━━ INPUT ROWS
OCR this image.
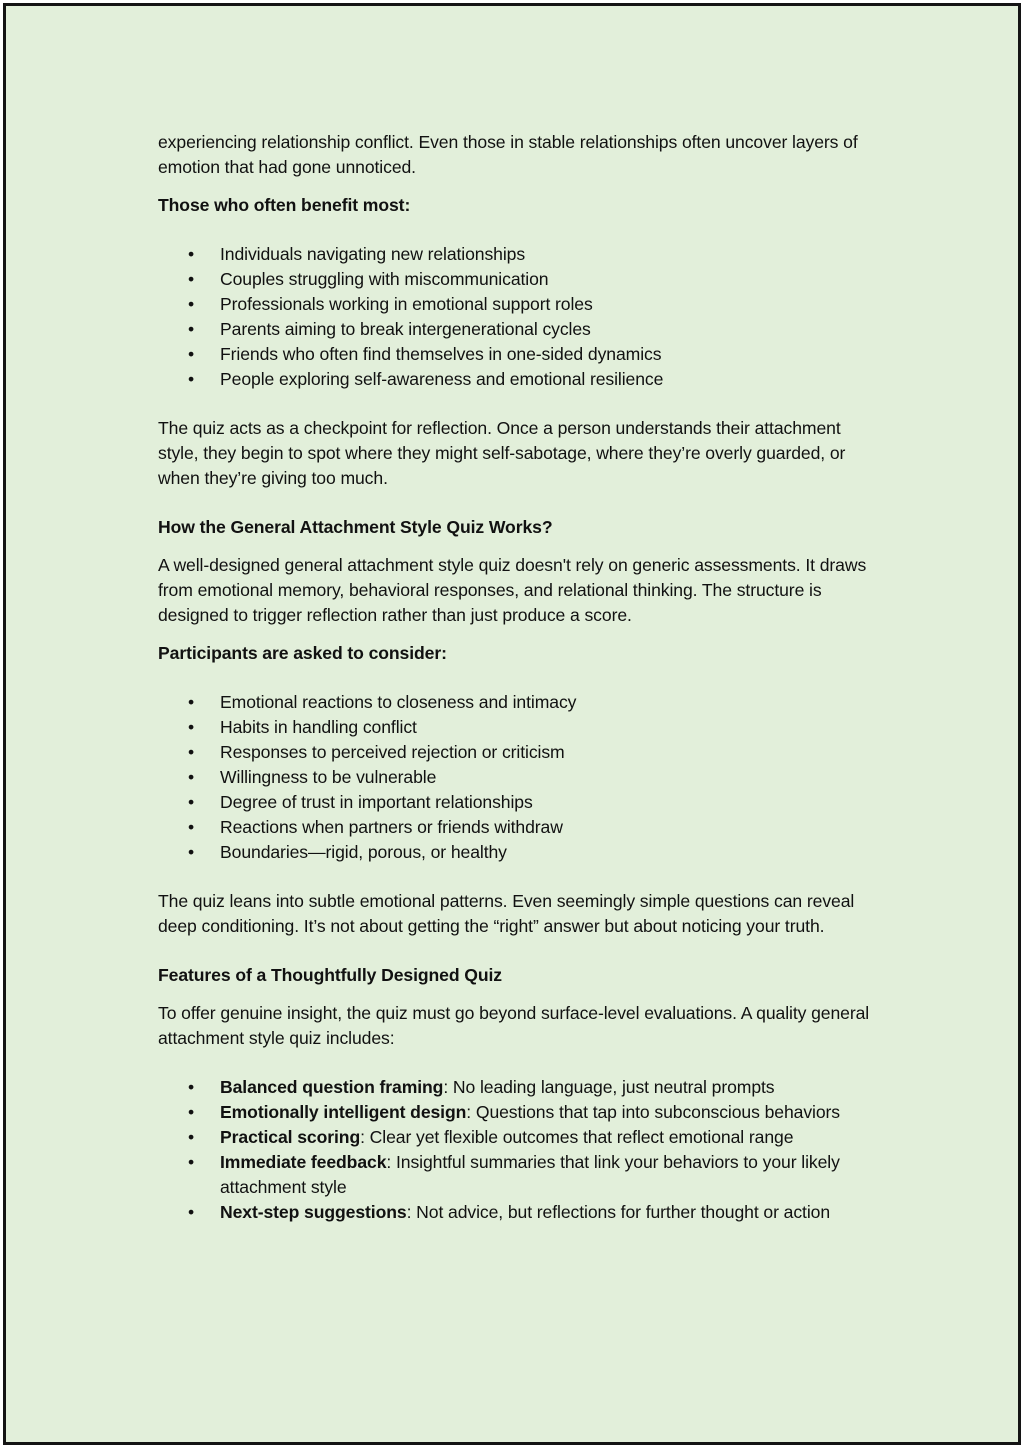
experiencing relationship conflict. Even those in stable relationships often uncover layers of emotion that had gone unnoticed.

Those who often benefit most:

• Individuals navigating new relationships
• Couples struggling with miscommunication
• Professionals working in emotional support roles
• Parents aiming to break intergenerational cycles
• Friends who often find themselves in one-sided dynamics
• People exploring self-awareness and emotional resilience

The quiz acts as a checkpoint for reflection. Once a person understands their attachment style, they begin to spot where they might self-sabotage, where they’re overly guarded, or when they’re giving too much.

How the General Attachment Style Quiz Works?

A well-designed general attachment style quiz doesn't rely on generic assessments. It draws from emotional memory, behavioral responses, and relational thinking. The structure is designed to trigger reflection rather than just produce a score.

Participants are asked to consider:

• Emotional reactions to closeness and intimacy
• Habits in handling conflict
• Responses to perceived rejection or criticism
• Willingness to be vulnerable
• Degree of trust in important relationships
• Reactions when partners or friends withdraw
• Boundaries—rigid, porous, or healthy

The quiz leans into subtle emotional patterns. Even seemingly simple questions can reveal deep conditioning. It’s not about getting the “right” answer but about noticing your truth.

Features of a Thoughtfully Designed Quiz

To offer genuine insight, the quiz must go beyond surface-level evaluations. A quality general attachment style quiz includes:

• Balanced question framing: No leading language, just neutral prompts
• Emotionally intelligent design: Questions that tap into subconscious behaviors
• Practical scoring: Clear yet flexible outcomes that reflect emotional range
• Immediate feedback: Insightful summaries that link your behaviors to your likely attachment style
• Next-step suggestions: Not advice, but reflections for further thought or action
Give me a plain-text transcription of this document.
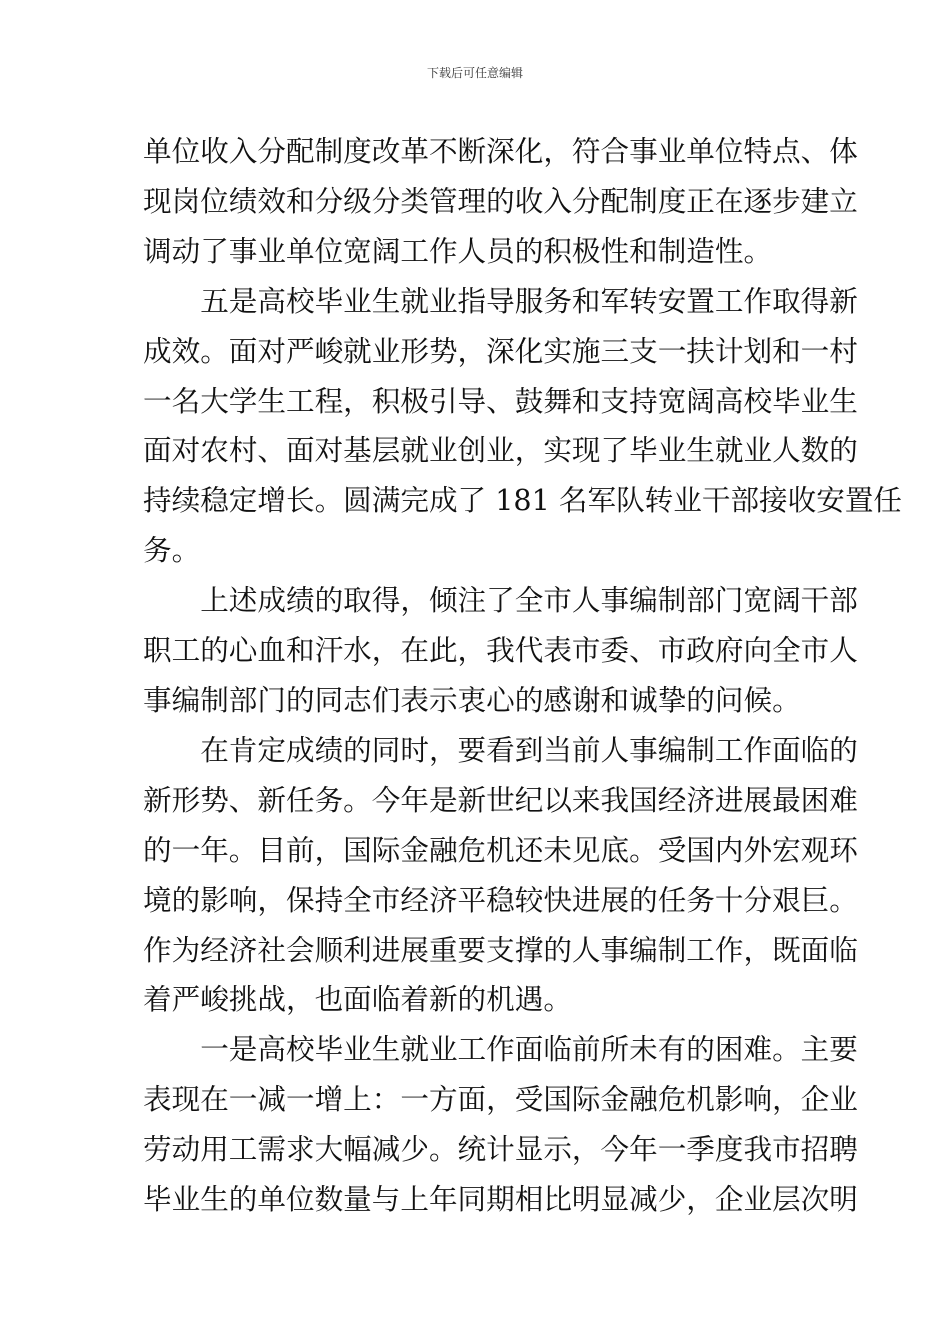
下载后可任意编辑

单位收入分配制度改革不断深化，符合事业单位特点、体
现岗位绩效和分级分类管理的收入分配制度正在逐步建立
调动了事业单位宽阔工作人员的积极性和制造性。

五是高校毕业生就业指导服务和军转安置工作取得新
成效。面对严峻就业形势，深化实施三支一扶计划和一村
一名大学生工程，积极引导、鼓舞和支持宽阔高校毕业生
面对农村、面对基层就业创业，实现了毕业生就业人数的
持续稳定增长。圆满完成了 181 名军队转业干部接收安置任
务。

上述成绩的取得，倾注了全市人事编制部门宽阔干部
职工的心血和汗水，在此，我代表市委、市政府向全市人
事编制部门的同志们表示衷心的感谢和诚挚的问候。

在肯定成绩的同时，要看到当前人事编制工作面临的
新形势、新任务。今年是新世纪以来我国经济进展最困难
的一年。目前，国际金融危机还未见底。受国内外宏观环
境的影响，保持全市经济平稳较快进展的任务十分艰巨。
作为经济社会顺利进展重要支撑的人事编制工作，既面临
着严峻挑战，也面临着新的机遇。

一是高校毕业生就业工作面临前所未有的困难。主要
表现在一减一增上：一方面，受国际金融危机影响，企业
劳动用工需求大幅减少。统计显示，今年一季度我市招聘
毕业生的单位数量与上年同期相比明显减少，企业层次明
━━━━
━━ INPUT ROWS
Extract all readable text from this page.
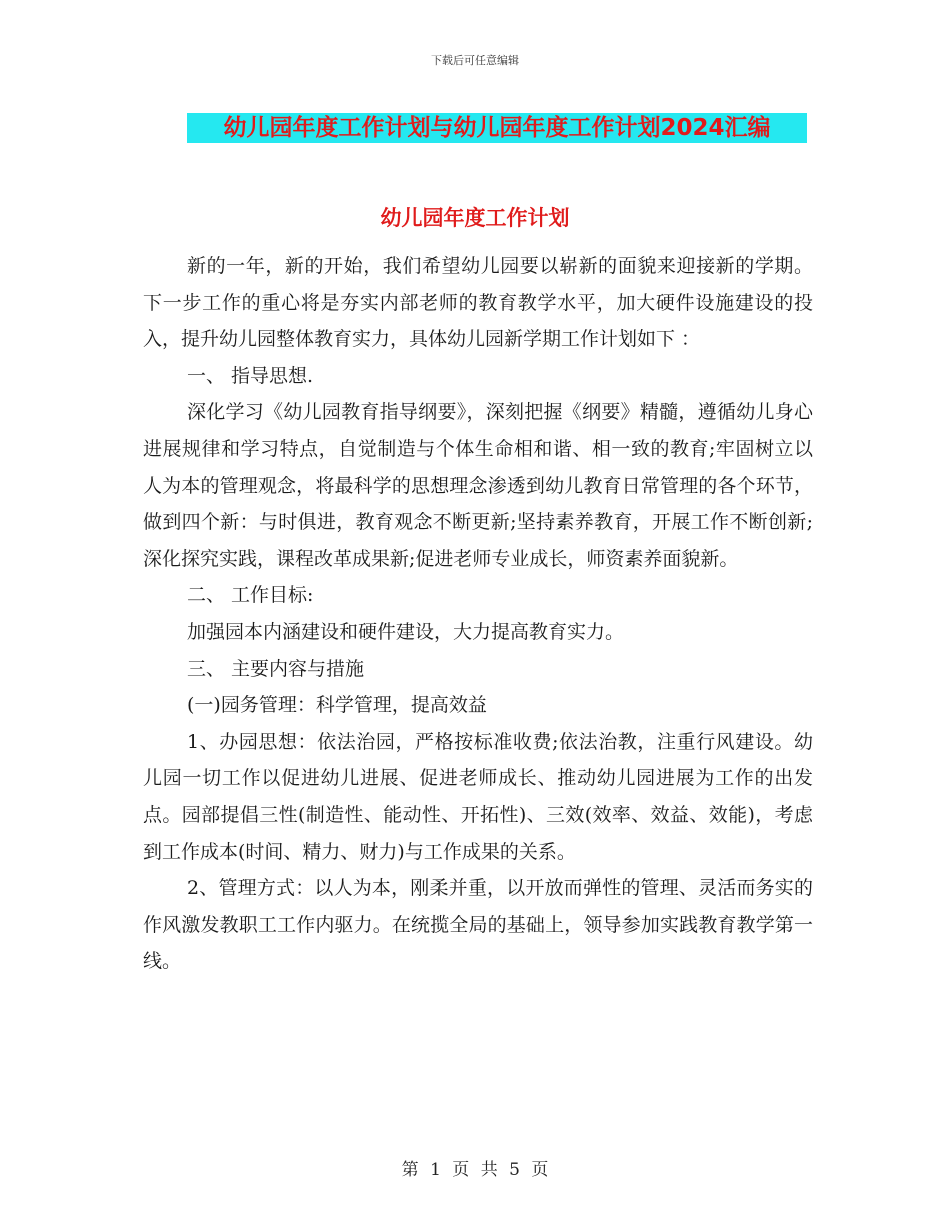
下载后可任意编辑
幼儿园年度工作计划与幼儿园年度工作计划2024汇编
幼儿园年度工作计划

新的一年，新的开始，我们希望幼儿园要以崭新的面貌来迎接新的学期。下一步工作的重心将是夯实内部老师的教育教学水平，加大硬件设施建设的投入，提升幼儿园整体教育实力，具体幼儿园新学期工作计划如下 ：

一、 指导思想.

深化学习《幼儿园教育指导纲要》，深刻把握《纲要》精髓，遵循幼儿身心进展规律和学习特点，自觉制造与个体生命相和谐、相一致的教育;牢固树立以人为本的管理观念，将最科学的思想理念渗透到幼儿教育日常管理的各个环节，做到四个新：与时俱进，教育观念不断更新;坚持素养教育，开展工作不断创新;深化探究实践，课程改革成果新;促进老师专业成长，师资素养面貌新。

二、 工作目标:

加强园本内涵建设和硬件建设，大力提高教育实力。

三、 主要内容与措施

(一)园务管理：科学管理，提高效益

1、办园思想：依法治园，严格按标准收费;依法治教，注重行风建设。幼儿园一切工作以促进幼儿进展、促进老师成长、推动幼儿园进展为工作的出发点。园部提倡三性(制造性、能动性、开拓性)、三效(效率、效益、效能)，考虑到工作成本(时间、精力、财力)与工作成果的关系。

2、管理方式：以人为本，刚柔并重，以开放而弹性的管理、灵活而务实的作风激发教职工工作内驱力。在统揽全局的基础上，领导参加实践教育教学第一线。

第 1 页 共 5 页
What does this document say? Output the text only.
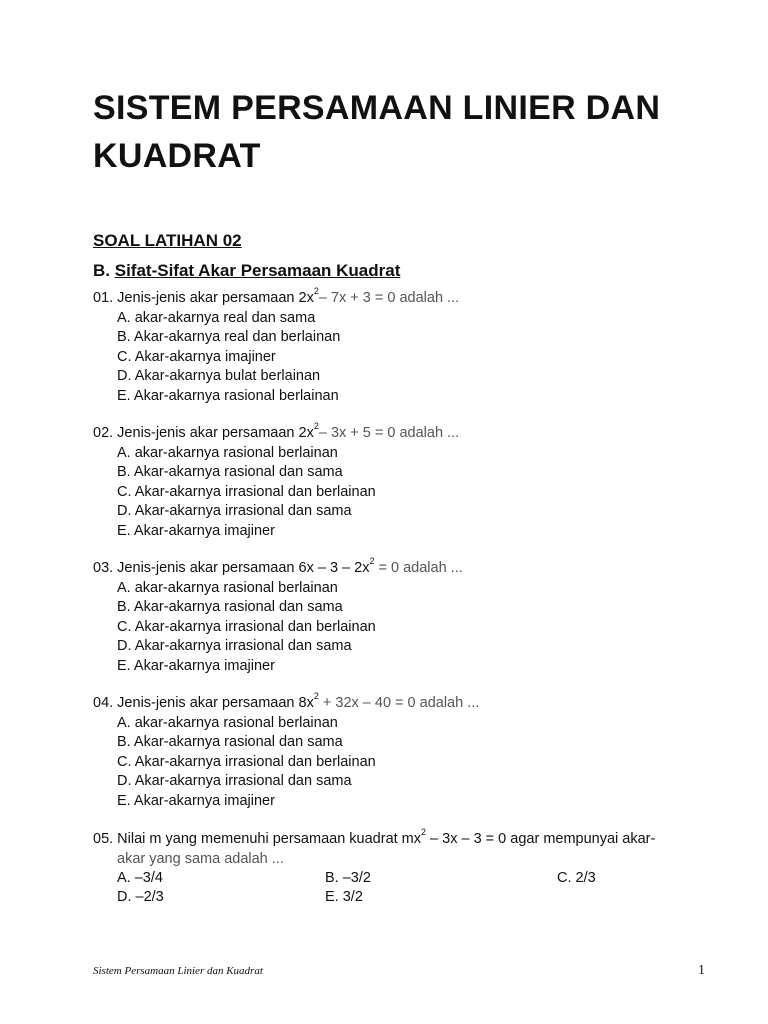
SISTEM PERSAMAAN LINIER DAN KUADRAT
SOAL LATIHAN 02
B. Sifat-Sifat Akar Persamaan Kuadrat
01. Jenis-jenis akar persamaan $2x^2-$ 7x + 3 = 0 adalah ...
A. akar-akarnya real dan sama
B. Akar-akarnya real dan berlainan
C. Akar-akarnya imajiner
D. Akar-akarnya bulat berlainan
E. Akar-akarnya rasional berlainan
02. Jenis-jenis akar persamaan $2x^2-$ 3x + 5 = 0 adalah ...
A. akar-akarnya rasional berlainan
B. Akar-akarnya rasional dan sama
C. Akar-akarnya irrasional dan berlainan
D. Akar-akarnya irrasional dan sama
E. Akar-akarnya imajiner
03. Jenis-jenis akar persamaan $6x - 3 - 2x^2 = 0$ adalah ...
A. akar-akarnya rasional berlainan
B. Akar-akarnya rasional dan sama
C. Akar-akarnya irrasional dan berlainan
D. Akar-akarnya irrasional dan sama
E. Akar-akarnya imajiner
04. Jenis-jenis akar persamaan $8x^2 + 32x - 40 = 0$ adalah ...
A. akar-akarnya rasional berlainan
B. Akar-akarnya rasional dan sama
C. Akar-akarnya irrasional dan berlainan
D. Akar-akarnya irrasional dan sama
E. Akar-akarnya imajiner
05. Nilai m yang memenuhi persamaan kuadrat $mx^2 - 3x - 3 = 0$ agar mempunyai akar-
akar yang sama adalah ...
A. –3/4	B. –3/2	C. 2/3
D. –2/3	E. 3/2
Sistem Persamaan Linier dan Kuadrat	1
━━━━
━━ INPUT ROWS
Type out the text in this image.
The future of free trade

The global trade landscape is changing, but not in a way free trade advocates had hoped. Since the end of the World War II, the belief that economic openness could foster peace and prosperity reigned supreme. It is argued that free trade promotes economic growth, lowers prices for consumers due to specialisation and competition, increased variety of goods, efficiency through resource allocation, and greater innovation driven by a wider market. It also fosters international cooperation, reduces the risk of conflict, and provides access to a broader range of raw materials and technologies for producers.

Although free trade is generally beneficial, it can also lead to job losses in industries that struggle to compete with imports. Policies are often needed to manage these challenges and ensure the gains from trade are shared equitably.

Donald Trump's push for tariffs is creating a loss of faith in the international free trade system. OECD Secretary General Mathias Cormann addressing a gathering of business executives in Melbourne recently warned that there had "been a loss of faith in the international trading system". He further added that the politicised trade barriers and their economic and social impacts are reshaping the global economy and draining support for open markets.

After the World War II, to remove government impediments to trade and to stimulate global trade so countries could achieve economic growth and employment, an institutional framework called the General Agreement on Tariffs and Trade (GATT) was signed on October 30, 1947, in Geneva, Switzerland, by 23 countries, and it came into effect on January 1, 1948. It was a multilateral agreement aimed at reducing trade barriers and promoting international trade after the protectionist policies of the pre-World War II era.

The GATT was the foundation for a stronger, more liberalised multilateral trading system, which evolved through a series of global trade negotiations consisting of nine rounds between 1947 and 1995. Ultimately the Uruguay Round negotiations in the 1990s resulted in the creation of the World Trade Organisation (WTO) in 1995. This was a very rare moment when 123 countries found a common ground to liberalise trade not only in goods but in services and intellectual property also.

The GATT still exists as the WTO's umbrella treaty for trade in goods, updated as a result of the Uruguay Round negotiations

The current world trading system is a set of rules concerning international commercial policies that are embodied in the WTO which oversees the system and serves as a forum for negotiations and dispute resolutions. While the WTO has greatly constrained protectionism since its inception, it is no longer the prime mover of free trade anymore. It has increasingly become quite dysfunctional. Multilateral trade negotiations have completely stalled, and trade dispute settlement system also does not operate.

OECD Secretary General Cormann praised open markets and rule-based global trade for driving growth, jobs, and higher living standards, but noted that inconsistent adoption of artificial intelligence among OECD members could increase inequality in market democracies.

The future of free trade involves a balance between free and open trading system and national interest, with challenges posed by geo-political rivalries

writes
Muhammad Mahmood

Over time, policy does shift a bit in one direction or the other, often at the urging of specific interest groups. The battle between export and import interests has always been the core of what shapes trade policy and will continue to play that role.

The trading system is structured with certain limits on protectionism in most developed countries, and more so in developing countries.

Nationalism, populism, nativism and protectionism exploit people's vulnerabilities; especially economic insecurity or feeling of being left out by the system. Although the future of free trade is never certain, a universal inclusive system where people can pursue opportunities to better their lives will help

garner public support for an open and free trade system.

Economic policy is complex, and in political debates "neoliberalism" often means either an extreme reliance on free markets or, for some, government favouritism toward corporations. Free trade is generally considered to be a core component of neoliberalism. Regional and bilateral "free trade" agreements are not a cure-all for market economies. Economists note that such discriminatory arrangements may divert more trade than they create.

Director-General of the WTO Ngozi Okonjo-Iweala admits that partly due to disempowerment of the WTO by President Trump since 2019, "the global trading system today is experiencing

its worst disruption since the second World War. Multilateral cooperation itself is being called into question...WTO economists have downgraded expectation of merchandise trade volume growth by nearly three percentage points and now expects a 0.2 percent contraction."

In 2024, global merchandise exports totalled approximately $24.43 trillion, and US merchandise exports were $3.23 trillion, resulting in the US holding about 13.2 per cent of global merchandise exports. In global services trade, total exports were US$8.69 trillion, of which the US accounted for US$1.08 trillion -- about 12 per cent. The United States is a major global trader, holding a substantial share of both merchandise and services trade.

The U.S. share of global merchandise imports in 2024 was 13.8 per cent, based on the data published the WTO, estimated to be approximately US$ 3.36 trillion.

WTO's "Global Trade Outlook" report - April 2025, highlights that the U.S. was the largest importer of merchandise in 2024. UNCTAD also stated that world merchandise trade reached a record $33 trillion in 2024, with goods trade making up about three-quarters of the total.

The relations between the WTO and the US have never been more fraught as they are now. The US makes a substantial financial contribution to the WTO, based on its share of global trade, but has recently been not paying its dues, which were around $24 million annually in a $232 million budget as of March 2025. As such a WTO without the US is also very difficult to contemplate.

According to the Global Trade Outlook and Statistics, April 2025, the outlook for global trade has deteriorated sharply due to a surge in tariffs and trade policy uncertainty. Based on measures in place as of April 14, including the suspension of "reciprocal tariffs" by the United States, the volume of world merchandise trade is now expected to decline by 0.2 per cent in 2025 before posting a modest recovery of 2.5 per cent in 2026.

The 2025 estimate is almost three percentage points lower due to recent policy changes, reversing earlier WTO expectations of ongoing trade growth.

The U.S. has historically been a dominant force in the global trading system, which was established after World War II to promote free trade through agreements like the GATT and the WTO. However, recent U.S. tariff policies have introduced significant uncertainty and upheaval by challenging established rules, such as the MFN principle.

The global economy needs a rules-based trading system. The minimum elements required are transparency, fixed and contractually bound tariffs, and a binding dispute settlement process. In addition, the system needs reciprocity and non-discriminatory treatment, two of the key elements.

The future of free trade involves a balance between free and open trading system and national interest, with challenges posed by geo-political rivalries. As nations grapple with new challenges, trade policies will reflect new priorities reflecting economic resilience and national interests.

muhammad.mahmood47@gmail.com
━━━━
▶ GIVEN REQUEST
Among the entries above, how many lines include the word "GATT"? Reply with the number only.

▶ EXERCISE SOLUTION
4